▸ **Do this**
Select every line containing the word "CAPITALCOM" from the material, and copy those lines.

▸ **Input material**
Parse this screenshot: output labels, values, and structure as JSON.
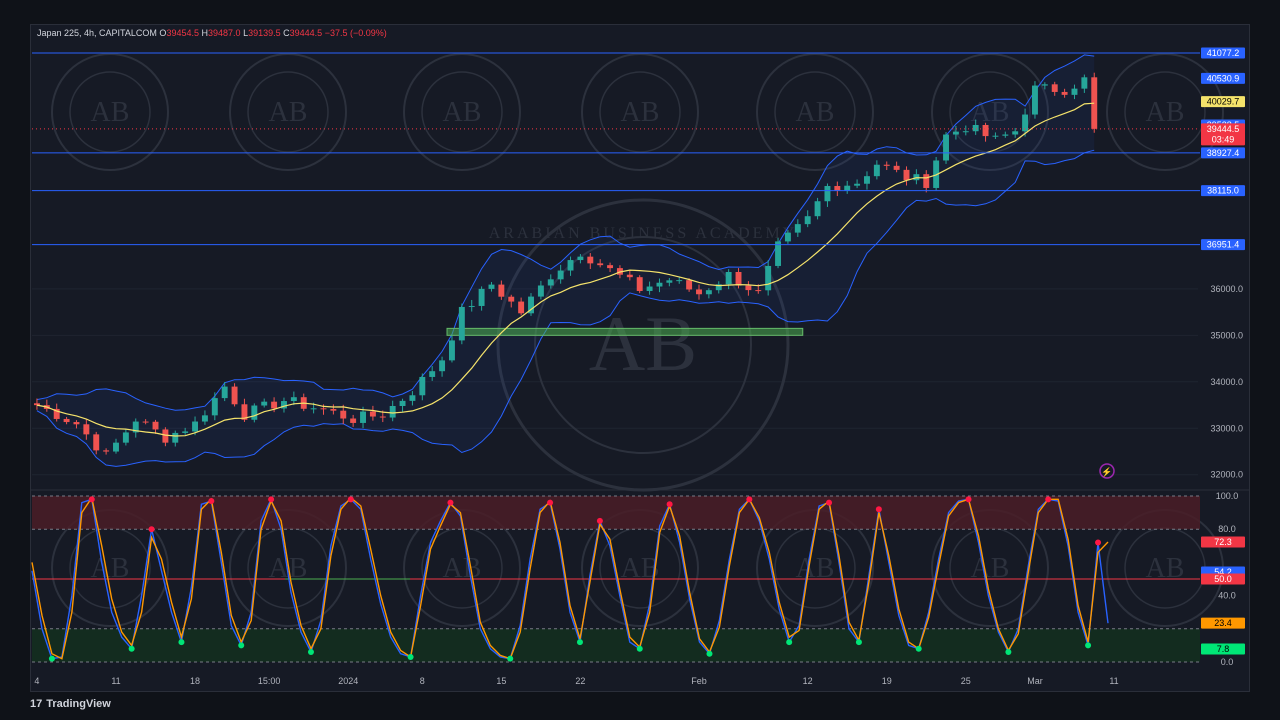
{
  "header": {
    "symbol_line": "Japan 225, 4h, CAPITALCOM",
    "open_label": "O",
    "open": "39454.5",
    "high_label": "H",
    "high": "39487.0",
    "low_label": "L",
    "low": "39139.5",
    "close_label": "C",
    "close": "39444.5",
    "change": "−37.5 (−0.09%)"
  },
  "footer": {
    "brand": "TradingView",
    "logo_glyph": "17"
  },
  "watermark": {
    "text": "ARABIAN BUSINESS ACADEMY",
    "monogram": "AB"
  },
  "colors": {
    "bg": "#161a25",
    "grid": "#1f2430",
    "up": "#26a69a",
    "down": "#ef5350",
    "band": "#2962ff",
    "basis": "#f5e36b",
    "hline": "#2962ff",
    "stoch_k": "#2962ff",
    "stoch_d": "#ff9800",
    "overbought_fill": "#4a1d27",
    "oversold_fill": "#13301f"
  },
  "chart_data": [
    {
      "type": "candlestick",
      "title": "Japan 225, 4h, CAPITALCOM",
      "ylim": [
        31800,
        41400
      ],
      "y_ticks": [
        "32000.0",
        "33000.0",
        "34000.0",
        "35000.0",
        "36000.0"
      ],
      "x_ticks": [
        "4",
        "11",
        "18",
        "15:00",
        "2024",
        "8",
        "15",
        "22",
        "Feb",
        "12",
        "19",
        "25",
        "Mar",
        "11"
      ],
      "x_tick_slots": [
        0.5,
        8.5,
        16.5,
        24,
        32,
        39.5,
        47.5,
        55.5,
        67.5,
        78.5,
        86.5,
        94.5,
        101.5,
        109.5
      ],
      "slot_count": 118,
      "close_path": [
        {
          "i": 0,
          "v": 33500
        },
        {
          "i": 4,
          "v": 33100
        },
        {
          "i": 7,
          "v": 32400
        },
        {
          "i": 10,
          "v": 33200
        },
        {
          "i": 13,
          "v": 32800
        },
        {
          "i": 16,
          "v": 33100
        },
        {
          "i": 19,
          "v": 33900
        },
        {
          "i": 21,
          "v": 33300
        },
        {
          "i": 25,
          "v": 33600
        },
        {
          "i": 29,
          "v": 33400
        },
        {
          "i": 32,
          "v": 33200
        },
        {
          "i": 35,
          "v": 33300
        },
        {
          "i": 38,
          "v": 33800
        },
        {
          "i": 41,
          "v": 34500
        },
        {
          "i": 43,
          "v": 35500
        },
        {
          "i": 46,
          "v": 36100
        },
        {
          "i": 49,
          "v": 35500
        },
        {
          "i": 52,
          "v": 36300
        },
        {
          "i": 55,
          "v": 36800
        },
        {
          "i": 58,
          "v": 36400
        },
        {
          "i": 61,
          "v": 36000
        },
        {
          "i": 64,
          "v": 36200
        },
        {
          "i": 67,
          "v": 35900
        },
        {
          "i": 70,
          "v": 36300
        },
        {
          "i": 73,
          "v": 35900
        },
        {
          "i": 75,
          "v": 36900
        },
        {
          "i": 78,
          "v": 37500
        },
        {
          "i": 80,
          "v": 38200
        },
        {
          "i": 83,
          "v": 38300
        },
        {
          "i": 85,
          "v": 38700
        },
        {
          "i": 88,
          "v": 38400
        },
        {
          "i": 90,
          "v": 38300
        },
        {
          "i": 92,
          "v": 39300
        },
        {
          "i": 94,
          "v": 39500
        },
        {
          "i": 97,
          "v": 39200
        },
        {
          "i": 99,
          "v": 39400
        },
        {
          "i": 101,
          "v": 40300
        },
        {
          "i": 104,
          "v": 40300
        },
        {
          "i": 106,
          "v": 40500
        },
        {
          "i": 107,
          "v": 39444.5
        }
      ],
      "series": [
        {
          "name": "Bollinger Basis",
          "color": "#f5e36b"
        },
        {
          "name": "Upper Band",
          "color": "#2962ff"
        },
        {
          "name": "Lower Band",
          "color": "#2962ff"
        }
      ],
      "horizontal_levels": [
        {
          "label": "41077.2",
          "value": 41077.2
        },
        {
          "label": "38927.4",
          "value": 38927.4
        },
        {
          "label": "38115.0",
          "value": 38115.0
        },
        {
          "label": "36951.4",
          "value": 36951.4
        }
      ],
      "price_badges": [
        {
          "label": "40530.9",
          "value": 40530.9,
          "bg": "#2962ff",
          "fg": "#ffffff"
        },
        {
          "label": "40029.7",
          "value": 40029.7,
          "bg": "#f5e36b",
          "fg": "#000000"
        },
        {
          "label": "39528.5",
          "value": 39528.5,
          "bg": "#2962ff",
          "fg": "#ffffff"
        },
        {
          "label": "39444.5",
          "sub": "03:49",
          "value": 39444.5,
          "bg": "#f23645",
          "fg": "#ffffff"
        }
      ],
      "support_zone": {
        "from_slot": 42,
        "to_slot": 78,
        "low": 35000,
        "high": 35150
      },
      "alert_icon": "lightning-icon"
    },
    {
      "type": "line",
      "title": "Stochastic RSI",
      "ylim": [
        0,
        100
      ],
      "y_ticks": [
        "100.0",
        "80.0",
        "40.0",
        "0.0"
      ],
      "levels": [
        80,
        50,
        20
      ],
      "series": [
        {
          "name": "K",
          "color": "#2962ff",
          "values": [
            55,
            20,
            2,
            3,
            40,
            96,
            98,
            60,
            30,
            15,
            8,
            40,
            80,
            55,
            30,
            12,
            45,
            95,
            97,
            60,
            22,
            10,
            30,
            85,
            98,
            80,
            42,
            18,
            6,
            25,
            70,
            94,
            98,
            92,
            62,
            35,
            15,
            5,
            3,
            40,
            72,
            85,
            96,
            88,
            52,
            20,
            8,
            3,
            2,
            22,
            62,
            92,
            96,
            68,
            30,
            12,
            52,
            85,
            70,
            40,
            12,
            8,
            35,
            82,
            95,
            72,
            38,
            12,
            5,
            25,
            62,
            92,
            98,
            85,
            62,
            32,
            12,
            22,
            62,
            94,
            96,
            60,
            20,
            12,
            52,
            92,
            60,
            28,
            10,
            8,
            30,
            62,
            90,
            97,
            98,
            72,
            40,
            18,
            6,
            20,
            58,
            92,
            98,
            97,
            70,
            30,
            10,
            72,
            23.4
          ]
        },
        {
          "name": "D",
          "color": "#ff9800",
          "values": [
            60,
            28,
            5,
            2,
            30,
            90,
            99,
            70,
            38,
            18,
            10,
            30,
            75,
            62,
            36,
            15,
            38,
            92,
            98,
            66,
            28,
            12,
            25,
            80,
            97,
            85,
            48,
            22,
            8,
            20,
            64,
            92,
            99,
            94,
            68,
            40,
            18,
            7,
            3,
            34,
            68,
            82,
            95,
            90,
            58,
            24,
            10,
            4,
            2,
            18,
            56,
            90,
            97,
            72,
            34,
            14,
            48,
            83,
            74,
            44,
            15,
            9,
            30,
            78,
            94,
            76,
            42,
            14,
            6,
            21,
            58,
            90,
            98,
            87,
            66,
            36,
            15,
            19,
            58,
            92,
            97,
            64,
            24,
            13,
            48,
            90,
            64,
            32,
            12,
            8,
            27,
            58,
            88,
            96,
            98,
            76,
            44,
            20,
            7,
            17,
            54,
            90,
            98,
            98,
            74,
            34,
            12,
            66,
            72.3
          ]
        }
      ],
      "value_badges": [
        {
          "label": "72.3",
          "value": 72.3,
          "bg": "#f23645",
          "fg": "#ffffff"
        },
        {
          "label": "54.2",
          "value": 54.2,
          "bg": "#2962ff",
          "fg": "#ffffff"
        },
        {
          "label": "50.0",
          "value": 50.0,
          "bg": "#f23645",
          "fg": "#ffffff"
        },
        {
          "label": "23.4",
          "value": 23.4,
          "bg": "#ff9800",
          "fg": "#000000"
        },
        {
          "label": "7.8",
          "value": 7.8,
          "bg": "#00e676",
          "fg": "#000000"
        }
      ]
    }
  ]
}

...

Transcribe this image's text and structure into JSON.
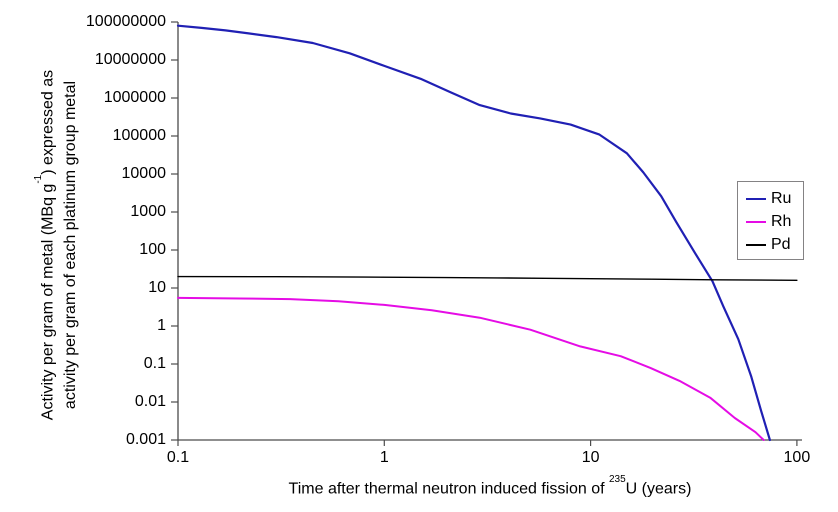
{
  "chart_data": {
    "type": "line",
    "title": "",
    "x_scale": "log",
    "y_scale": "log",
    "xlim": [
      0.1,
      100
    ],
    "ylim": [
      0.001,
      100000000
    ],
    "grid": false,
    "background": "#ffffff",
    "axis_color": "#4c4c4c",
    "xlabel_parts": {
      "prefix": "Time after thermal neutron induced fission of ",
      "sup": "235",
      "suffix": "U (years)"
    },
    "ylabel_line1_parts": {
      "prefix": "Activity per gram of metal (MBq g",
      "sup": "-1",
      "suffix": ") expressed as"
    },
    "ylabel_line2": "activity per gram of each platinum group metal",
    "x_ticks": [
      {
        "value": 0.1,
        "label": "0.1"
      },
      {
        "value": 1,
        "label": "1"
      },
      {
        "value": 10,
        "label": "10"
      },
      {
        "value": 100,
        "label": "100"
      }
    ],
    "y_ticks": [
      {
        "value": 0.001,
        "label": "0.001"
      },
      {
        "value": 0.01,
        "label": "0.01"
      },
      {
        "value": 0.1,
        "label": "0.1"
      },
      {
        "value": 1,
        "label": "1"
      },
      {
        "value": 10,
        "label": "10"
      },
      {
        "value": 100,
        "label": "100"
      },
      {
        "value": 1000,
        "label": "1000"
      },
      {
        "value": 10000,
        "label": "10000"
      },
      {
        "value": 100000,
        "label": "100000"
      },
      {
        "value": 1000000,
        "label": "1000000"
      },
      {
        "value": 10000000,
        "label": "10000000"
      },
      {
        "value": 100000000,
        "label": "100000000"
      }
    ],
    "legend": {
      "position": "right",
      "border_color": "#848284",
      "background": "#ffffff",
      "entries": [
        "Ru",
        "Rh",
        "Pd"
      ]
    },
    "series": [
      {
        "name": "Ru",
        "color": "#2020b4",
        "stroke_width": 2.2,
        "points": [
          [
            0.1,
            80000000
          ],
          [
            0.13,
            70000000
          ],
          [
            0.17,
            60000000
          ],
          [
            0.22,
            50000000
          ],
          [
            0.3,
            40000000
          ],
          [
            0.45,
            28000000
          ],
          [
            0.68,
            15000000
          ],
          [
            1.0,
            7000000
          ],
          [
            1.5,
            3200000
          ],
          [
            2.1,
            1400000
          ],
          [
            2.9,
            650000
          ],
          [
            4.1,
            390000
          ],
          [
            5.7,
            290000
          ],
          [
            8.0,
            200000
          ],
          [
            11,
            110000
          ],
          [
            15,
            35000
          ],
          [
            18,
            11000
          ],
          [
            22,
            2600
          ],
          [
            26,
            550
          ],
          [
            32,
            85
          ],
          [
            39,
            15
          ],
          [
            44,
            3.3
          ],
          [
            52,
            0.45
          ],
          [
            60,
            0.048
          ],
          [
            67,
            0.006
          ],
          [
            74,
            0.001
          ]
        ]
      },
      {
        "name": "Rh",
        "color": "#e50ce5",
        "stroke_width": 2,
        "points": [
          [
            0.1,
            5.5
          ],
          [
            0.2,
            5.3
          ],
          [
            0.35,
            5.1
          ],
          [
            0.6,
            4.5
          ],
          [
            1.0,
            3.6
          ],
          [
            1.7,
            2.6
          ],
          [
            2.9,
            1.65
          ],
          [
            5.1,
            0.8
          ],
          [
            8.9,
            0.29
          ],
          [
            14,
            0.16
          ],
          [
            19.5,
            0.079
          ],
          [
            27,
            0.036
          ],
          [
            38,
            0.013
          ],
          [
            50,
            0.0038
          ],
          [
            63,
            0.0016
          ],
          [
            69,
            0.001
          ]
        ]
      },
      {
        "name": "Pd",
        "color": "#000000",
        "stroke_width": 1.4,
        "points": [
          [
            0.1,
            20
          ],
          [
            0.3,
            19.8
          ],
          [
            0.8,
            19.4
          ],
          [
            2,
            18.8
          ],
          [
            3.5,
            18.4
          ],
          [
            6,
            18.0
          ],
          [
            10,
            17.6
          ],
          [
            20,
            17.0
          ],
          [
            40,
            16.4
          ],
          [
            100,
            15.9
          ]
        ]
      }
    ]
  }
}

▸ **The solution**
    "symbol_line": "Japan 225, 4h, CAPITALCOM",
      "title": "Japan 225, 4h, CAPITALCOM",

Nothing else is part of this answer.